### What to work on
Pick out each line of the records in which the word "Ausflug" appears.

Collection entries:
________________________________________
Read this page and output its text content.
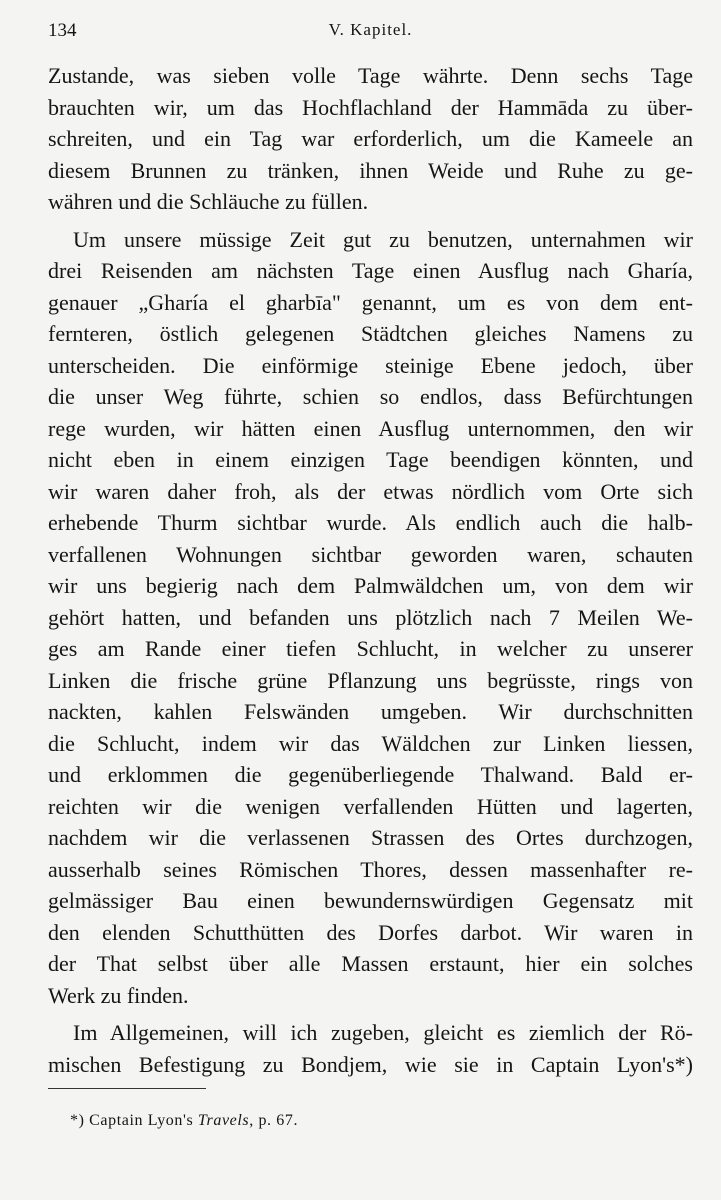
134	V. Kapitel.
Zustande, was sieben volle Tage währte. Denn sechs Tage
brauchten wir, um das Hochflachland der Hammāda zu über-
schreiten, und ein Tag war erforderlich, um die Kameele an
diesem Brunnen zu tränken, ihnen Weide und Ruhe zu ge-
währen und die Schläuche zu füllen.
Um unsere müssige Zeit gut zu benutzen, unternahmen wir
drei Reisenden am nächsten Tage einen Ausflug nach Gharía,
genauer „Gharía el gharbīa" genannt, um es von dem ent-
fernteren, östlich gelegenen Städtchen gleiches Namens zu
unterscheiden. Die einförmige steinige Ebene jedoch, über
die unser Weg führte, schien so endlos, dass Befürchtungen
rege wurden, wir hätten einen Ausflug unternommen, den wir
nicht eben in einem einzigen Tage beendigen könnten, und
wir waren daher froh, als der etwas nördlich vom Orte sich
erhebende Thurm sichtbar wurde. Als endlich auch die halb-
verfallenen Wohnungen sichtbar geworden waren, schauten
wir uns begierig nach dem Palmwäldchen um, von dem wir
gehört hatten, und befanden uns plötzlich nach 7 Meilen We-
ges am Rande einer tiefen Schlucht, in welcher zu unserer
Linken die frische grüne Pflanzung uns begrüsste, rings von
nackten, kahlen Felswänden umgeben. Wir durchschnitten
die Schlucht, indem wir das Wäldchen zur Linken liessen,
und erklommen die gegenüberliegende Thalwand. Bald er-
reichten wir die wenigen verfallenden Hütten und lagerten,
nachdem wir die verlassenen Strassen des Ortes durchzogen,
ausserhalb seines Römischen Thores, dessen massenhafter re-
gelmässiger Bau einen bewundernswürdigen Gegensatz mit
den elenden Schutthütten des Dorfes darbot. Wir waren in
der That selbst über alle Massen erstaunt, hier ein solches
Werk zu finden.
Im Allgemeinen, will ich zugeben, gleicht es ziemlich der Rö-
mischen Befestigung zu Bondjem, wie sie in Captain Lyon's*)
*) Captain Lyon's Travels, p. 67.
________________________________________
### Response
drei Reisenden am nächsten Tage einen Ausflug nach Gharía,
rege wurden, wir hätten einen Ausflug unternommen, den wir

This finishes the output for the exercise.